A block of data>
****************

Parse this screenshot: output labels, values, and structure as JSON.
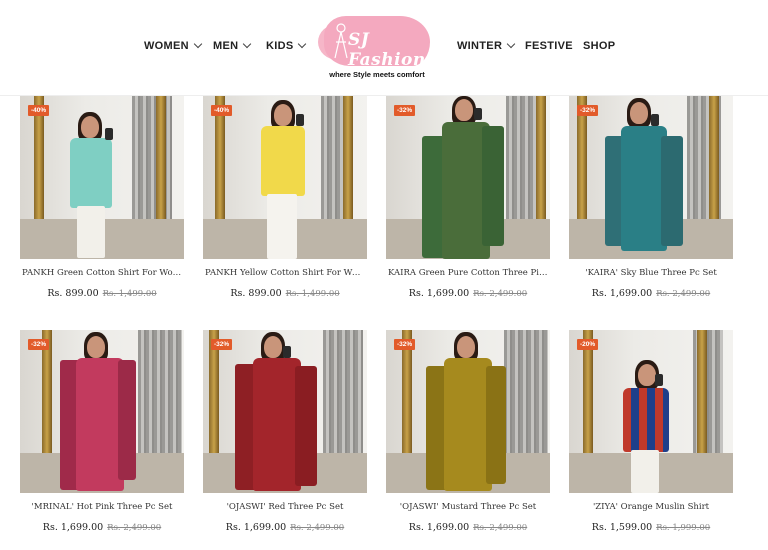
{
  "nav": {
    "women": "WOMEN",
    "men": "MEN",
    "kids": "KIDS",
    "winter": "WINTER",
    "festive": "FESTIVE",
    "shop": "SHOP"
  },
  "logo": {
    "text": "SJ Fashions",
    "tagline": "where Style meets comfort"
  },
  "products": [
    {
      "badge": "-40%",
      "title": "PANKH Green Cotton Shirt For Wome...",
      "price": "Rs. 899.00",
      "old_price": "Rs. 1,499.00"
    },
    {
      "badge": "-40%",
      "title": "PANKH Yellow Cotton Shirt For Wome...",
      "price": "Rs. 899.00",
      "old_price": "Rs. 1,499.00"
    },
    {
      "badge": "-32%",
      "title": "KAIRA Green Pure Cotton Three Piece...",
      "price": "Rs. 1,699.00",
      "old_price": "Rs. 2,499.00"
    },
    {
      "badge": "-32%",
      "title": "'KAIRA' Sky Blue Three Pc Set",
      "price": "Rs. 1,699.00",
      "old_price": "Rs. 2,499.00"
    },
    {
      "badge": "-32%",
      "title": "'MRINAL' Hot Pink Three Pc Set",
      "price": "Rs. 1,699.00",
      "old_price": "Rs. 2,499.00"
    },
    {
      "badge": "-32%",
      "title": "'OJASWI' Red Three Pc Set",
      "price": "Rs. 1,699.00",
      "old_price": "Rs. 2,499.00"
    },
    {
      "badge": "-32%",
      "title": "'OJASWI' Mustard Three Pc Set",
      "price": "Rs. 1,699.00",
      "old_price": "Rs. 2,499.00"
    },
    {
      "badge": "-20%",
      "title": "'ZIYA' Orange Muslin Shirt",
      "price": "Rs. 1,599.00",
      "old_price": "Rs. 1,999.00"
    }
  ],
  "colors": {
    "badge": "#e25b2a",
    "logo_pink": "#f4a9bf"
  }
}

****************

Task> Except for the pictures, copy the material above exactly.

Written answer>
Parse this screenshot: output labels, values, and structure as JSON.
{
  "nav": {
    "women": "WOMEN",
    "men": "MEN",
    "kids": "KIDS",
    "winter": "WINTER",
    "festive": "FESTIVE",
    "shop": "SHOP"
  },
  "logo": {
    "text": "SJ Fashions",
    "tagline": "where Style meets comfort"
  },
  "products": [
    {
      "badge": "-40%",
      "title": "PANKH Green Cotton Shirt For Wome...",
      "price": "Rs. 899.00",
      "old_price": "Rs. 1,499.00"
    },
    {
      "badge": "-40%",
      "title": "PANKH Yellow Cotton Shirt For Wome...",
      "price": "Rs. 899.00",
      "old_price": "Rs. 1,499.00"
    },
    {
      "badge": "-32%",
      "title": "KAIRA Green Pure Cotton Three Piece...",
      "price": "Rs. 1,699.00",
      "old_price": "Rs. 2,499.00"
    },
    {
      "badge": "-32%",
      "title": "'KAIRA' Sky Blue Three Pc Set",
      "price": "Rs. 1,699.00",
      "old_price": "Rs. 2,499.00"
    },
    {
      "badge": "-32%",
      "title": "'MRINAL' Hot Pink Three Pc Set",
      "price": "Rs. 1,699.00",
      "old_price": "Rs. 2,499.00"
    },
    {
      "badge": "-32%",
      "title": "'OJASWI' Red Three Pc Set",
      "price": "Rs. 1,699.00",
      "old_price": "Rs. 2,499.00"
    },
    {
      "badge": "-32%",
      "title": "'OJASWI' Mustard Three Pc Set",
      "price": "Rs. 1,699.00",
      "old_price": "Rs. 2,499.00"
    },
    {
      "badge": "-20%",
      "title": "'ZIYA' Orange Muslin Shirt",
      "price": "Rs. 1,599.00",
      "old_price": "Rs. 1,999.00"
    }
  ],
  "colors": {
    "badge": "#e25b2a",
    "logo_pink": "#f4a9bf"
  }
}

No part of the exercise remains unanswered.